Make an exact copy of all the entries below, with the pictures left out.

# [Data entries]
----------

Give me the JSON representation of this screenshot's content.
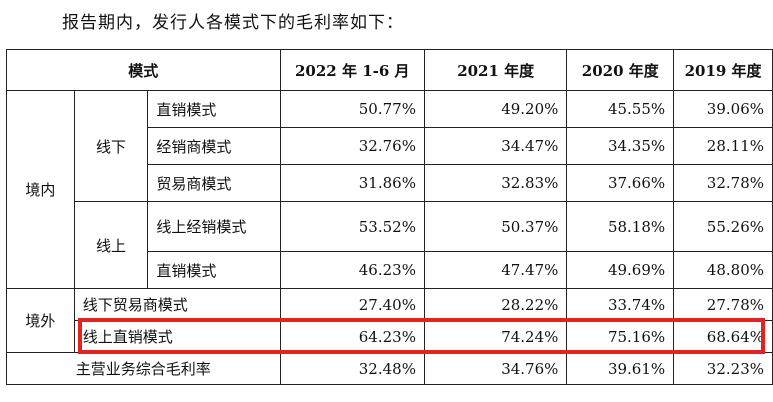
{
  "intro": "报告期内，发行人各模式下的毛利率如下：",
  "header": {
    "mode": "模式",
    "col1": "2022 年 1-6 月",
    "col2": "2021 年度",
    "col3": "2020 年度",
    "col4": "2019 年度"
  },
  "groups": {
    "domestic": "境内",
    "offline": "线下",
    "online": "线上",
    "overseas": "境外"
  },
  "rows": [
    {
      "label": "直销模式",
      "v": [
        "50.77%",
        "49.20%",
        "45.55%",
        "39.06%"
      ]
    },
    {
      "label": "经销商模式",
      "v": [
        "32.76%",
        "34.47%",
        "34.35%",
        "28.11%"
      ]
    },
    {
      "label": "贸易商模式",
      "v": [
        "31.86%",
        "32.83%",
        "37.66%",
        "32.78%"
      ]
    },
    {
      "label": "线上经销模式",
      "v": [
        "53.52%",
        "50.37%",
        "58.18%",
        "55.26%"
      ]
    },
    {
      "label": "直销模式",
      "v": [
        "46.23%",
        "47.47%",
        "49.69%",
        "48.80%"
      ]
    },
    {
      "label": "线下贸易商模式",
      "v": [
        "27.40%",
        "28.22%",
        "33.74%",
        "27.78%"
      ]
    },
    {
      "label": "线上直销模式",
      "v": [
        "64.23%",
        "74.24%",
        "75.16%",
        "68.64%"
      ]
    },
    {
      "label": "主营业务综合毛利率",
      "v": [
        "32.48%",
        "34.76%",
        "39.61%",
        "32.23%"
      ]
    }
  ],
  "highlight_color": "#e32222"
}
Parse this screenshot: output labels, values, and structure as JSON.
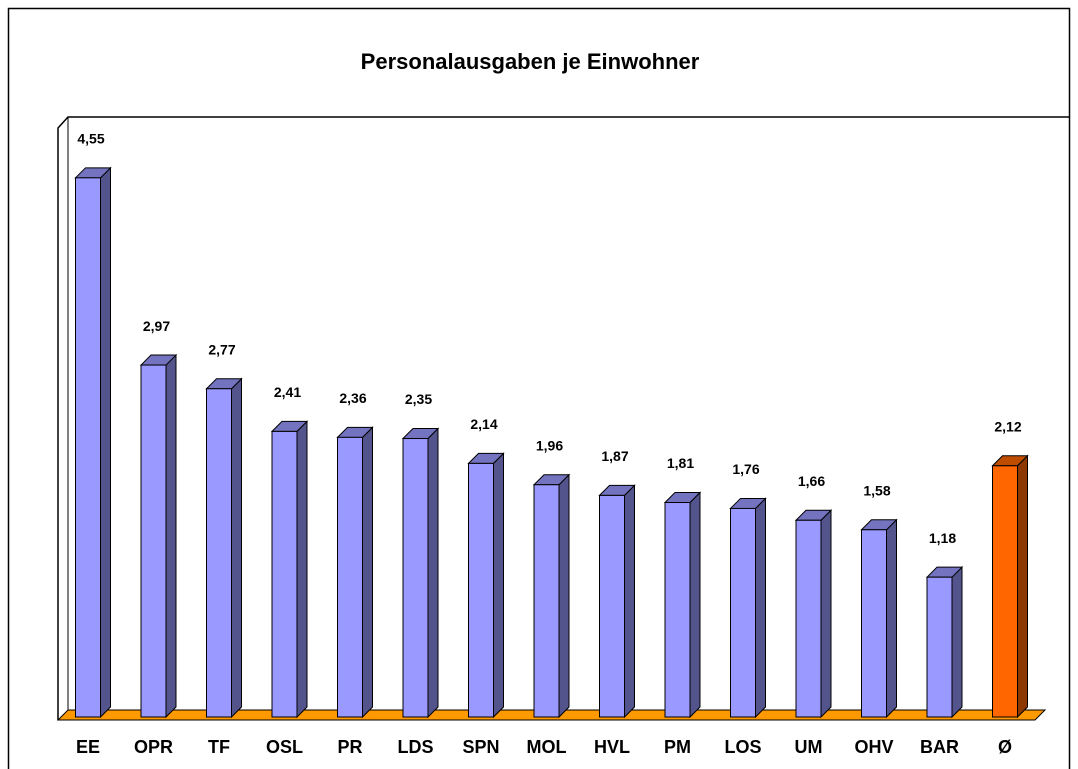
{
  "chart_data": {
    "type": "bar3d",
    "title": "Personalausgaben je Einwohner",
    "categories": [
      "EE",
      "OPR",
      "TF",
      "OSL",
      "PR",
      "LDS",
      "SPN",
      "MOL",
      "HVL",
      "PM",
      "LOS",
      "UM",
      "OHV",
      "BAR",
      "Ø"
    ],
    "values": [
      4.55,
      2.97,
      2.77,
      2.41,
      2.36,
      2.35,
      2.14,
      1.96,
      1.87,
      1.81,
      1.76,
      1.66,
      1.58,
      1.18,
      2.12
    ],
    "value_labels": [
      "4,55",
      "2,97",
      "2,77",
      "2,41",
      "2,36",
      "2,35",
      "2,14",
      "1,96",
      "1,87",
      "1,81",
      "1,76",
      "1,66",
      "1,58",
      "1,18",
      "2,12"
    ],
    "colors": [
      "#9999ff",
      "#9999ff",
      "#9999ff",
      "#9999ff",
      "#9999ff",
      "#9999ff",
      "#9999ff",
      "#9999ff",
      "#9999ff",
      "#9999ff",
      "#9999ff",
      "#9999ff",
      "#9999ff",
      "#9999ff",
      "#ff6600"
    ]
  }
}
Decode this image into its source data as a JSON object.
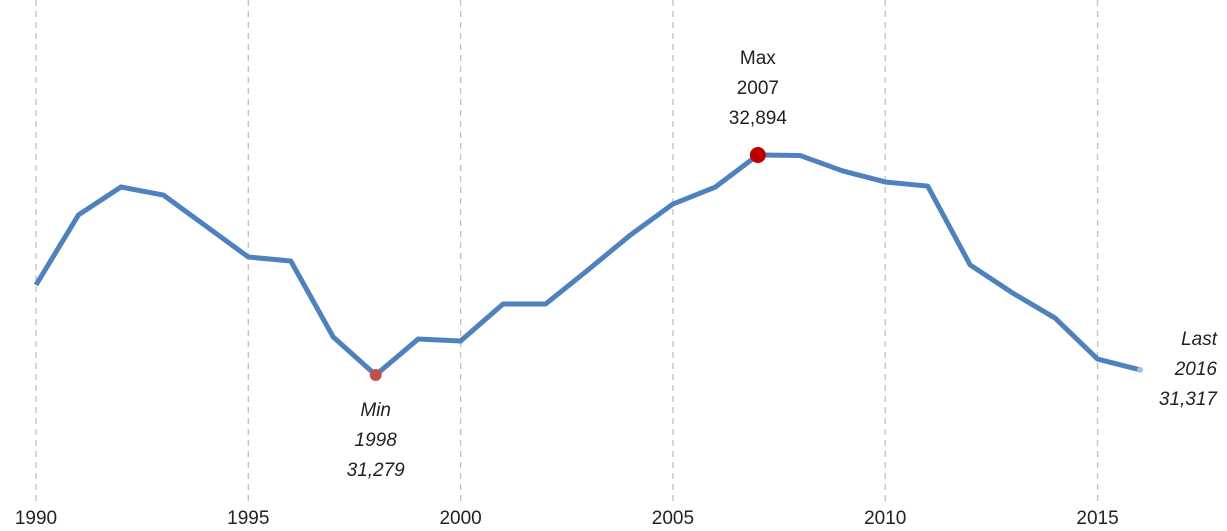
{
  "chart_data": {
    "type": "line",
    "x": [
      1990,
      1991,
      1992,
      1993,
      1994,
      1995,
      1996,
      1997,
      1998,
      1999,
      2000,
      2001,
      2002,
      2003,
      2004,
      2005,
      2006,
      2007,
      2008,
      2009,
      2010,
      2011,
      2012,
      2013,
      2014,
      2015,
      2016
    ],
    "series": [
      {
        "color": "#4f81bd",
        "values": [
          31940,
          32454,
          32659,
          32600,
          32373,
          32145,
          32116,
          31558,
          31279,
          31543,
          31529,
          31800,
          31800,
          32050,
          32307,
          32534,
          32659,
          32894,
          32890,
          32777,
          32696,
          32666,
          32087,
          31881,
          31697,
          31396,
          31317
        ]
      }
    ],
    "xlim": [
      1990,
      2016
    ],
    "xticks": [
      1990,
      1995,
      2000,
      2005,
      2010,
      2015
    ],
    "grid": true,
    "annotations": [
      {
        "text": "Max",
        "x": 2007,
        "y": 32894,
        "y_label": "32,894",
        "italic": false,
        "color": "#c00000"
      },
      {
        "text": "Min",
        "x": 1998,
        "y": 31279,
        "y_label": "31,279",
        "italic": true,
        "color": "#c0504d"
      },
      {
        "text": "Last",
        "x": 2016,
        "y": 31317,
        "y_label": "31,317",
        "italic": true,
        "color": "#9dc3e6"
      }
    ]
  }
}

----------

# [Result below]
Give me the JSON representation of this screenshot's content.
{
  "intro": "报告期内，发行人各模式下的毛利率如下：",
  "header": {
    "mode": "模式",
    "col1": "2022 年 1-6 月",
    "col2": "2021 年度",
    "col3": "2020 年度",
    "col4": "2019 年度"
  },
  "groups": {
    "domestic": "境内",
    "offline": "线下",
    "online": "线上",
    "overseas": "境外"
  },
  "rows": [
    {
      "label": "直销模式",
      "v": [
        "50.77%",
        "49.20%",
        "45.55%",
        "39.06%"
      ]
    },
    {
      "label": "经销商模式",
      "v": [
        "32.76%",
        "34.47%",
        "34.35%",
        "28.11%"
      ]
    },
    {
      "label": "贸易商模式",
      "v": [
        "31.86%",
        "32.83%",
        "37.66%",
        "32.78%"
      ]
    },
    {
      "label": "线上经销模式",
      "v": [
        "53.52%",
        "50.37%",
        "58.18%",
        "55.26%"
      ]
    },
    {
      "label": "直销模式",
      "v": [
        "46.23%",
        "47.47%",
        "49.69%",
        "48.80%"
      ]
    },
    {
      "label": "线下贸易商模式",
      "v": [
        "27.40%",
        "28.22%",
        "33.74%",
        "27.78%"
      ]
    },
    {
      "label": "线上直销模式",
      "v": [
        "64.23%",
        "74.24%",
        "75.16%",
        "68.64%"
      ]
    },
    {
      "label": "主营业务综合毛利率",
      "v": [
        "32.48%",
        "34.76%",
        "39.61%",
        "32.23%"
      ]
    }
  ],
  "highlight_color": "#e32222"
}
Parse this screenshot: output labels, values, and structure as JSON.
{
  "chart_data": {
    "type": "bar3d",
    "title": "Personalausgaben je Einwohner",
    "categories": [
      "EE",
      "OPR",
      "TF",
      "OSL",
      "PR",
      "LDS",
      "SPN",
      "MOL",
      "HVL",
      "PM",
      "LOS",
      "UM",
      "OHV",
      "BAR",
      "Ø"
    ],
    "values": [
      4.55,
      2.97,
      2.77,
      2.41,
      2.36,
      2.35,
      2.14,
      1.96,
      1.87,
      1.81,
      1.76,
      1.66,
      1.58,
      1.18,
      2.12
    ],
    "value_labels": [
      "4,55",
      "2,97",
      "2,77",
      "2,41",
      "2,36",
      "2,35",
      "2,14",
      "1,96",
      "1,87",
      "1,81",
      "1,76",
      "1,66",
      "1,58",
      "1,18",
      "2,12"
    ],
    "colors": [
      "#9999ff",
      "#9999ff",
      "#9999ff",
      "#9999ff",
      "#9999ff",
      "#9999ff",
      "#9999ff",
      "#9999ff",
      "#9999ff",
      "#9999ff",
      "#9999ff",
      "#9999ff",
      "#9999ff",
      "#9999ff",
      "#ff6600"
    ]
  }
}
Decode this image into its source data as a JSON object.
{
  "chart_data": {
    "type": "line",
    "x": [
      1990,
      1991,
      1992,
      1993,
      1994,
      1995,
      1996,
      1997,
      1998,
      1999,
      2000,
      2001,
      2002,
      2003,
      2004,
      2005,
      2006,
      2007,
      2008,
      2009,
      2010,
      2011,
      2012,
      2013,
      2014,
      2015,
      2016
    ],
    "series": [
      {
        "color": "#4f81bd",
        "values": [
          31940,
          32454,
          32659,
          32600,
          32373,
          32145,
          32116,
          31558,
          31279,
          31543,
          31529,
          31800,
          31800,
          32050,
          32307,
          32534,
          32659,
          32894,
          32890,
          32777,
          32696,
          32666,
          32087,
          31881,
          31697,
          31396,
          31317
        ]
      }
    ],
    "xlim": [
      1990,
      2016
    ],
    "xticks": [
      1990,
      1995,
      2000,
      2005,
      2010,
      2015
    ],
    "grid": true,
    "annotations": [
      {
        "text": "Max",
        "x": 2007,
        "y": 32894,
        "y_label": "32,894",
        "italic": false,
        "color": "#c00000"
      },
      {
        "text": "Min",
        "x": 1998,
        "y": 31279,
        "y_label": "31,279",
        "italic": true,
        "color": "#c0504d"
      },
      {
        "text": "Last",
        "x": 2016,
        "y": 31317,
        "y_label": "31,317",
        "italic": true,
        "color": "#9dc3e6"
      }
    ]
  }
}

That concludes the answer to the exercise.